> _Short task_
Gather the lines from the material that contain "ylabel".

> _Stored data_
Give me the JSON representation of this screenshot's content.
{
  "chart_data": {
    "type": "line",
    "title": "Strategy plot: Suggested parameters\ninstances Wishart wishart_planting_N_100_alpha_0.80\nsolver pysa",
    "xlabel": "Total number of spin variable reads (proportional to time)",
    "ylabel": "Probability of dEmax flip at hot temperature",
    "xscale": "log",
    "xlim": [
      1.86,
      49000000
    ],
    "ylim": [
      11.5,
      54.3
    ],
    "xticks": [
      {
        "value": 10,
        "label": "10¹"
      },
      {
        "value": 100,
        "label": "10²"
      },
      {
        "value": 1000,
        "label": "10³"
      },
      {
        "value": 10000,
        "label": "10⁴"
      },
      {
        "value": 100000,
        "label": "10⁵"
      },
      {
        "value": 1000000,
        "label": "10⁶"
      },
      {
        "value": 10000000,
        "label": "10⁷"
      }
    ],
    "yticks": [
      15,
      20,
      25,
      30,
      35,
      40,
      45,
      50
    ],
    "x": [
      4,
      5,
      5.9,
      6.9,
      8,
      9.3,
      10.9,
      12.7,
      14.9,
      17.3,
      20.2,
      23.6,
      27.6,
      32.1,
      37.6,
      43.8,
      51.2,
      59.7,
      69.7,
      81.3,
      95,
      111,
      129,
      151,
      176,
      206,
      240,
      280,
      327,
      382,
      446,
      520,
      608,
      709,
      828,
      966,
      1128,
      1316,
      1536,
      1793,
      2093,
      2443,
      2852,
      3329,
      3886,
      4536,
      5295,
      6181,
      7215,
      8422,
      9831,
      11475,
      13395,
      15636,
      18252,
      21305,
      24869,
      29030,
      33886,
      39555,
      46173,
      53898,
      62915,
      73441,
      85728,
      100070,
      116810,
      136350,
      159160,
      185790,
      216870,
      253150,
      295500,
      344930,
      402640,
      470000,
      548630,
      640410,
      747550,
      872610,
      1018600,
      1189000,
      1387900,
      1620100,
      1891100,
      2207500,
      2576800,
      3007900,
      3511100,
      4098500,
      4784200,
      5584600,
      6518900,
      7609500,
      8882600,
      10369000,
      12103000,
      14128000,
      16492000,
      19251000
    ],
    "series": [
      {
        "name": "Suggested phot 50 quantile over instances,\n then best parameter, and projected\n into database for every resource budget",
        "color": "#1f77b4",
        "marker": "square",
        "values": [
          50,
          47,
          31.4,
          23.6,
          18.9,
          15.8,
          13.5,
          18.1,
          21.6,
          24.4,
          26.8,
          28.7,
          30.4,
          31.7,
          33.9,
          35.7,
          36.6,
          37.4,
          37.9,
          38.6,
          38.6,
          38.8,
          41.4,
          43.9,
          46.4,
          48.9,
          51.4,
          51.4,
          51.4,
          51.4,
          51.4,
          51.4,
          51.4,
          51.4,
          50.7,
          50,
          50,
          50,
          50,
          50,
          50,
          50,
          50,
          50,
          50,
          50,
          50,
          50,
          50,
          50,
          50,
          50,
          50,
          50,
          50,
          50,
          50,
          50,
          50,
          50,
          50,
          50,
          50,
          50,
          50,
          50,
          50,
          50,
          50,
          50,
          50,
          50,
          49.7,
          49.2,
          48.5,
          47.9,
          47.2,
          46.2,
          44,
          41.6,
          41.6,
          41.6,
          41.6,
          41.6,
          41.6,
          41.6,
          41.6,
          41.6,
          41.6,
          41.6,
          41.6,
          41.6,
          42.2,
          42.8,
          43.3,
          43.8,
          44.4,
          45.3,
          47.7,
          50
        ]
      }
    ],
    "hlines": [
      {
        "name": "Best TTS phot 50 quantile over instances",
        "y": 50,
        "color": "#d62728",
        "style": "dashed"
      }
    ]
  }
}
--
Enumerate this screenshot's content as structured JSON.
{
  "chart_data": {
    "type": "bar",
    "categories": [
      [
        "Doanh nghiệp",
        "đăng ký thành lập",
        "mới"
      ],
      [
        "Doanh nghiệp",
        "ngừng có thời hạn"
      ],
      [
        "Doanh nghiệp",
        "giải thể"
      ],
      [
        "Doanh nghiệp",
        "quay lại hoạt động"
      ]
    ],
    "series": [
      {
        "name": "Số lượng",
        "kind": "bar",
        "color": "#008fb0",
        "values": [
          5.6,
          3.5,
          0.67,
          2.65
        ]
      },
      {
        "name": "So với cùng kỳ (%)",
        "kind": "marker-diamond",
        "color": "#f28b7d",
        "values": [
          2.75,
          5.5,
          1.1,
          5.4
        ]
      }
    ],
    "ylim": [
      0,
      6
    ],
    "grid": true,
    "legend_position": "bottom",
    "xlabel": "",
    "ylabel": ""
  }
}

> _Solution_
    "ylabel": "Probability of dEmax flip at hot temperature",
    "ylabel": ""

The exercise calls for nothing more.